• **What you should do**
Output an exact reproduction of the data.

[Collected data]
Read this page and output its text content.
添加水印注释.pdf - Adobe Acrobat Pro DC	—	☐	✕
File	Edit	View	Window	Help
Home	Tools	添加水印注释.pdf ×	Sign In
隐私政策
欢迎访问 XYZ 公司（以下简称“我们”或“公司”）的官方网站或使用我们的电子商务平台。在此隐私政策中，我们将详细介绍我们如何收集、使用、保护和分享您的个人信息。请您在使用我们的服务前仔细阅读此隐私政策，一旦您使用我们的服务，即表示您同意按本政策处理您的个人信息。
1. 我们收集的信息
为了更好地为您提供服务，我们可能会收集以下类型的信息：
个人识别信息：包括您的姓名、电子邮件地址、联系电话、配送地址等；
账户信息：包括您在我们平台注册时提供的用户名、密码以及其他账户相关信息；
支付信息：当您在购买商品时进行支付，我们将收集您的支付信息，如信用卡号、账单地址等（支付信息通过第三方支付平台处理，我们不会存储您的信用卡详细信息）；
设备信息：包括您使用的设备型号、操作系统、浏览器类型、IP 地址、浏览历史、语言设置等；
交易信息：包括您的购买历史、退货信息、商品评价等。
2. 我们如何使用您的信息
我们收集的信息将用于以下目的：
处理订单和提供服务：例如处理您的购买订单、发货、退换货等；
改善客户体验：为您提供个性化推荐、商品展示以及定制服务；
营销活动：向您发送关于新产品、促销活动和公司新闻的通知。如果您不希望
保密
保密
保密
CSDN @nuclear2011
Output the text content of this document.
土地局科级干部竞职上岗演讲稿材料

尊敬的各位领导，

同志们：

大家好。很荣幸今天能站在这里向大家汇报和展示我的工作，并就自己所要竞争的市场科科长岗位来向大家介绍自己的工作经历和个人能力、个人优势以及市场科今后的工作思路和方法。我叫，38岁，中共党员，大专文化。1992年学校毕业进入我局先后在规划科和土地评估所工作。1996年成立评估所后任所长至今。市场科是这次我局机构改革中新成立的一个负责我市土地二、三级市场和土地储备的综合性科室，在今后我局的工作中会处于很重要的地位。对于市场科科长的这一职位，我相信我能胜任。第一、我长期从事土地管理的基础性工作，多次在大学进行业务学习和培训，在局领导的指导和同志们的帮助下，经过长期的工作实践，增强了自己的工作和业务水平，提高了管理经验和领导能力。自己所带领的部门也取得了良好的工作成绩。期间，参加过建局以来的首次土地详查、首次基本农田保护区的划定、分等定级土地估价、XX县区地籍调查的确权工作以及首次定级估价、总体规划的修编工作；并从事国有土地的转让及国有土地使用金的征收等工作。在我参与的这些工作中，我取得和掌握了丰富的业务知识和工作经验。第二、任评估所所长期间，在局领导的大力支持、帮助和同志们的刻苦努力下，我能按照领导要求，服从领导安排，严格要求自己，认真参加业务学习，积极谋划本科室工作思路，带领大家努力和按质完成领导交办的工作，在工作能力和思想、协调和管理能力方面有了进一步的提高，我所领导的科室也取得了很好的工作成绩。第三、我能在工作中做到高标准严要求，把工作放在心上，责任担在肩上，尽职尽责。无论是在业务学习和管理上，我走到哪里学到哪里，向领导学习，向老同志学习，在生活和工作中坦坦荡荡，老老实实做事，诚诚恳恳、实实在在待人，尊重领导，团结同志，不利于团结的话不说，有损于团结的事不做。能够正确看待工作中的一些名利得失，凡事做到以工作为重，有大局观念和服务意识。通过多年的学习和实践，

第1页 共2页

• **Written response**
Read this page and output its text content.
添加水印注释.pdf - Adobe Acrobat Pro DC	—	☐	✕
File	Edit	View	Window	Help
Home	Tools	添加水印注释.pdf ×	Sign In
隐私政策
欢迎访问 XYZ 公司（以下简称“我们”或“公司”）的官方网站或使用我们的电子商务平台。在此隐私政策中，我们将详细介绍我们如何收集、使用、保护和分享您的个人信息。请您在使用我们的服务前仔细阅读此隐私政策，一旦您使用我们的服务，即表示您同意按本政策处理您的个人信息。
1. 我们收集的信息
为了更好地为您提供服务，我们可能会收集以下类型的信息：
个人识别信息：包括您的姓名、电子邮件地址、联系电话、配送地址等；
账户信息：包括您在我们平台注册时提供的用户名、密码以及其他账户相关信息；
支付信息：当您在购买商品时进行支付，我们将收集您的支付信息，如信用卡号、账单地址等（支付信息通过第三方支付平台处理，我们不会存储您的信用卡详细信息）；
设备信息：包括您使用的设备型号、操作系统、浏览器类型、IP 地址、浏览历史、语言设置等；
交易信息：包括您的购买历史、退货信息、商品评价等。
2. 我们如何使用您的信息
我们收集的信息将用于以下目的：
处理订单和提供服务：例如处理您的购买订单、发货、退换货等；
改善客户体验：为您提供个性化推荐、商品展示以及定制服务；
营销活动：向您发送关于新产品、促销活动和公司新闻的通知。如果您不希望
保密
保密
保密
CSDN @nuclear2011
Output the text content of this document.
土地局科级干部竞职上岗演讲稿材料

尊敬的各位领导，

同志们：

大家好。很荣幸今天能站在这里向大家汇报和展示我的工作，并就自己所要竞争的市场科科长岗位来向大家介绍自己的工作经历和个人能力、个人优势以及市场科今后的工作思路和方法。我叫，38岁，中共党员，大专文化。1992年学校毕业进入我局先后在规划科和土地评估所工作。1996年成立评估所后任所长至今。市场科是这次我局机构改革中新成立的一个负责我市土地二、三级市场和土地储备的综合性科室，在今后我局的工作中会处于很重要的地位。对于市场科科长的这一职位，我相信我能胜任。第一、我长期从事土地管理的基础性工作，多次在大学进行业务学习和培训，在局领导的指导和同志们的帮助下，经过长期的工作实践，增强了自己的工作和业务水平，提高了管理经验和领导能力。自己所带领的部门也取得了良好的工作成绩。期间，参加过建局以来的首次土地详查、首次基本农田保护区的划定、分等定级土地估价、XX县区地籍调查的确权工作以及首次定级估价、总体规划的修编工作；并从事国有土地的转让及国有土地使用金的征收等工作。在我参与的这些工作中，我取得和掌握了丰富的业务知识和工作经验。第二、任评估所所长期间，在局领导的大力支持、帮助和同志们的刻苦努力下，我能按照领导要求，服从领导安排，严格要求自己，认真参加业务学习，积极谋划本科室工作思路，带领大家努力和按质完成领导交办的工作，在工作能力和思想、协调和管理能力方面有了进一步的提高，我所领导的科室也取得了很好的工作成绩。第三、我能在工作中做到高标准严要求，把工作放在心上，责任担在肩上，尽职尽责。无论是在业务学习和管理上，我走到哪里学到哪里，向领导学习，向老同志学习，在生活和工作中坦坦荡荡，老老实实做事，诚诚恳恳、实实在在待人，尊重领导，团结同志，不利于团结的话不说，有损于团结的事不做。能够正确看待工作中的一些名利得失，凡事做到以工作为重，有大局观念和服务意识。通过多年的学习和实践，

第1页 共2页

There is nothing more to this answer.